(Dataset listings of figures)
## Begin
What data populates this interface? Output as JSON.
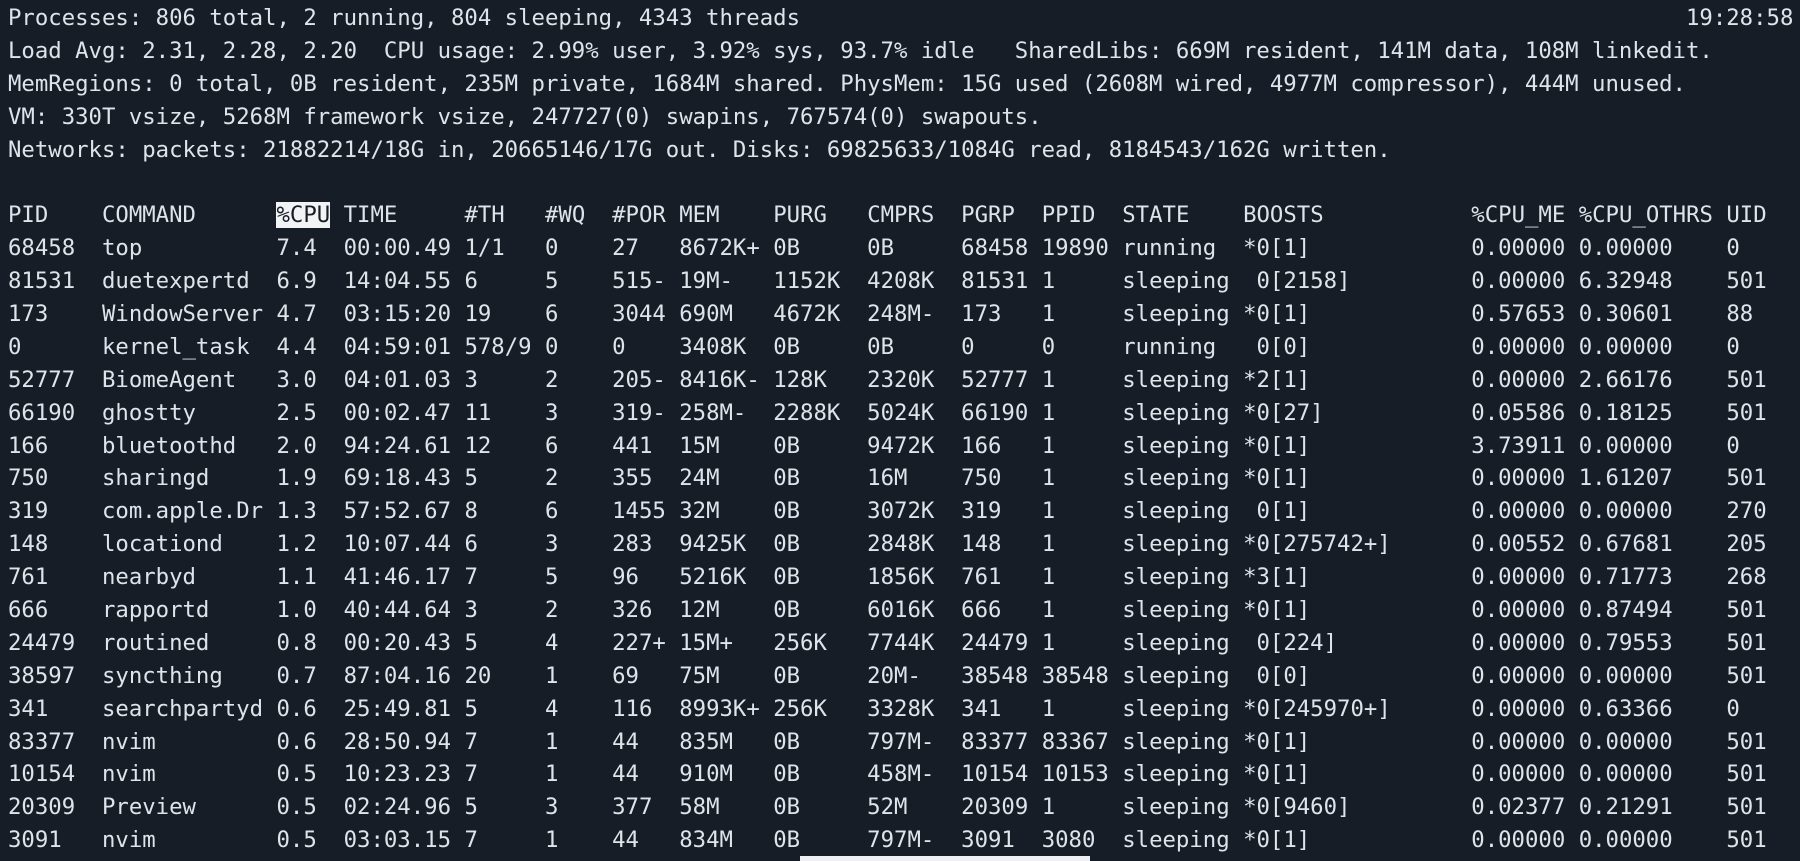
{
  "theme": {
    "background": "#171d27",
    "foreground": "#dfe3ea",
    "highlight_bg": "#f2f3f5",
    "highlight_fg": "#171d27"
  },
  "terminal": {
    "cols": 133,
    "clock": "19:28:58",
    "summary_lines": [
      "Processes: 806 total, 2 running, 804 sleeping, 4343 threads",
      "Load Avg: 2.31, 2.28, 2.20  CPU usage: 2.99% user, 3.92% sys, 93.7% idle   SharedLibs: 669M resident, 141M data, 108M linkedit.",
      "MemRegions: 0 total, 0B resident, 235M private, 1684M shared. PhysMem: 15G used (2608M wired, 4977M compressor), 444M unused.",
      "VM: 330T vsize, 5268M framework vsize, 247727(0) swapins, 767574(0) swapouts.",
      "Networks: packets: 21882214/18G in, 20665146/17G out. Disks: 69825633/1084G read, 8184543/162G written."
    ],
    "process_table": {
      "sort_column": "%CPU",
      "columns": [
        {
          "key": "pid",
          "label": "PID",
          "width": 7,
          "highlighted": false
        },
        {
          "key": "command",
          "label": "COMMAND",
          "width": 13,
          "highlighted": false
        },
        {
          "key": "cpu",
          "label": "%CPU",
          "width": 5,
          "highlighted": true
        },
        {
          "key": "time",
          "label": "TIME",
          "width": 9,
          "highlighted": false
        },
        {
          "key": "th",
          "label": "#TH",
          "width": 6,
          "highlighted": false
        },
        {
          "key": "wq",
          "label": "#WQ",
          "width": 5,
          "highlighted": false
        },
        {
          "key": "por",
          "label": "#POR",
          "width": 5,
          "highlighted": false
        },
        {
          "key": "mem",
          "label": "MEM",
          "width": 7,
          "highlighted": false
        },
        {
          "key": "purg",
          "label": "PURG",
          "width": 7,
          "highlighted": false
        },
        {
          "key": "cmprs",
          "label": "CMPRS",
          "width": 7,
          "highlighted": false
        },
        {
          "key": "pgrp",
          "label": "PGRP",
          "width": 6,
          "highlighted": false
        },
        {
          "key": "ppid",
          "label": "PPID",
          "width": 6,
          "highlighted": false
        },
        {
          "key": "state",
          "label": "STATE",
          "width": 9,
          "highlighted": false
        },
        {
          "key": "boosts",
          "label": "BOOSTS",
          "width": 17,
          "highlighted": false
        },
        {
          "key": "cpu_me",
          "label": "%CPU_ME",
          "width": 8,
          "highlighted": false
        },
        {
          "key": "cpu_othrs",
          "label": "%CPU_OTHRS",
          "width": 11,
          "highlighted": false
        },
        {
          "key": "uid",
          "label": "UID",
          "width": 3,
          "highlighted": false
        }
      ],
      "rows": [
        [
          "68458",
          "top",
          "7.4",
          "00:00.49",
          "1/1",
          "0",
          "27",
          "8672K+",
          "0B",
          "0B",
          "68458",
          "19890",
          "running",
          "*0[1]",
          "0.00000",
          "0.00000",
          "0"
        ],
        [
          "81531",
          "duetexpertd",
          "6.9",
          "14:04.55",
          "6",
          "5",
          "515-",
          "19M-",
          "1152K",
          "4208K",
          "81531",
          "1",
          "sleeping",
          " 0[2158]",
          "0.00000",
          "6.32948",
          "501"
        ],
        [
          "173",
          "WindowServer",
          "4.7",
          "03:15:20",
          "19",
          "6",
          "3044",
          "690M",
          "4672K",
          "248M-",
          "173",
          "1",
          "sleeping",
          "*0[1]",
          "0.57653",
          "0.30601",
          "88"
        ],
        [
          "0",
          "kernel_task",
          "4.4",
          "04:59:01",
          "578/9",
          "0",
          "0",
          "3408K",
          "0B",
          "0B",
          "0",
          "0",
          "running",
          " 0[0]",
          "0.00000",
          "0.00000",
          "0"
        ],
        [
          "52777",
          "BiomeAgent",
          "3.0",
          "04:01.03",
          "3",
          "2",
          "205-",
          "8416K-",
          "128K",
          "2320K",
          "52777",
          "1",
          "sleeping",
          "*2[1]",
          "0.00000",
          "2.66176",
          "501"
        ],
        [
          "66190",
          "ghostty",
          "2.5",
          "00:02.47",
          "11",
          "3",
          "319-",
          "258M-",
          "2288K",
          "5024K",
          "66190",
          "1",
          "sleeping",
          "*0[27]",
          "0.05586",
          "0.18125",
          "501"
        ],
        [
          "166",
          "bluetoothd",
          "2.0",
          "94:24.61",
          "12",
          "6",
          "441",
          "15M",
          "0B",
          "9472K",
          "166",
          "1",
          "sleeping",
          "*0[1]",
          "3.73911",
          "0.00000",
          "0"
        ],
        [
          "750",
          "sharingd",
          "1.9",
          "69:18.43",
          "5",
          "2",
          "355",
          "24M",
          "0B",
          "16M",
          "750",
          "1",
          "sleeping",
          "*0[1]",
          "0.00000",
          "1.61207",
          "501"
        ],
        [
          "319",
          "com.apple.Dr",
          "1.3",
          "57:52.67",
          "8",
          "6",
          "1455",
          "32M",
          "0B",
          "3072K",
          "319",
          "1",
          "sleeping",
          " 0[1]",
          "0.00000",
          "0.00000",
          "270"
        ],
        [
          "148",
          "locationd",
          "1.2",
          "10:07.44",
          "6",
          "3",
          "283",
          "9425K",
          "0B",
          "2848K",
          "148",
          "1",
          "sleeping",
          "*0[275742+]",
          "0.00552",
          "0.67681",
          "205"
        ],
        [
          "761",
          "nearbyd",
          "1.1",
          "41:46.17",
          "7",
          "5",
          "96",
          "5216K",
          "0B",
          "1856K",
          "761",
          "1",
          "sleeping",
          "*3[1]",
          "0.00000",
          "0.71773",
          "268"
        ],
        [
          "666",
          "rapportd",
          "1.0",
          "40:44.64",
          "3",
          "2",
          "326",
          "12M",
          "0B",
          "6016K",
          "666",
          "1",
          "sleeping",
          "*0[1]",
          "0.00000",
          "0.87494",
          "501"
        ],
        [
          "24479",
          "routined",
          "0.8",
          "00:20.43",
          "5",
          "4",
          "227+",
          "15M+",
          "256K",
          "7744K",
          "24479",
          "1",
          "sleeping",
          " 0[224]",
          "0.00000",
          "0.79553",
          "501"
        ],
        [
          "38597",
          "syncthing",
          "0.7",
          "87:04.16",
          "20",
          "1",
          "69",
          "75M",
          "0B",
          "20M-",
          "38548",
          "38548",
          "sleeping",
          " 0[0]",
          "0.00000",
          "0.00000",
          "501"
        ],
        [
          "341",
          "searchpartyd",
          "0.6",
          "25:49.81",
          "5",
          "4",
          "116",
          "8993K+",
          "256K",
          "3328K",
          "341",
          "1",
          "sleeping",
          "*0[245970+]",
          "0.00000",
          "0.63366",
          "0"
        ],
        [
          "83377",
          "nvim",
          "0.6",
          "28:50.94",
          "7",
          "1",
          "44",
          "835M",
          "0B",
          "797M-",
          "83377",
          "83367",
          "sleeping",
          "*0[1]",
          "0.00000",
          "0.00000",
          "501"
        ],
        [
          "10154",
          "nvim",
          "0.5",
          "10:23.23",
          "7",
          "1",
          "44",
          "910M",
          "0B",
          "458M-",
          "10154",
          "10153",
          "sleeping",
          "*0[1]",
          "0.00000",
          "0.00000",
          "501"
        ],
        [
          "20309",
          "Preview",
          "0.5",
          "02:24.96",
          "5",
          "3",
          "377",
          "58M",
          "0B",
          "52M",
          "20309",
          "1",
          "sleeping",
          "*0[9460]",
          "0.02377",
          "0.21291",
          "501"
        ],
        [
          "3091",
          "nvim",
          "0.5",
          "03:03.15",
          "7",
          "1",
          "44",
          "834M",
          "0B",
          "797M-",
          "3091",
          "3080",
          "sleeping",
          "*0[1]",
          "0.00000",
          "0.00000",
          "501"
        ]
      ]
    }
  }
}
## End
WHAT YOU ARE ASKED TO DO ->
Among the lines of the material, find those that hold the word "resident" and copy them.

WRITTEN RESPONSE ->
      "Load Avg: 2.31, 2.28, 2.20  CPU usage: 2.99% user, 3.92% sys, 93.7% idle   SharedLibs: 669M resident, 141M data, 108M linkedit.",
      "MemRegions: 0 total, 0B resident, 235M private, 1684M shared. PhysMem: 15G used (2608M wired, 4977M compressor), 444M unused.",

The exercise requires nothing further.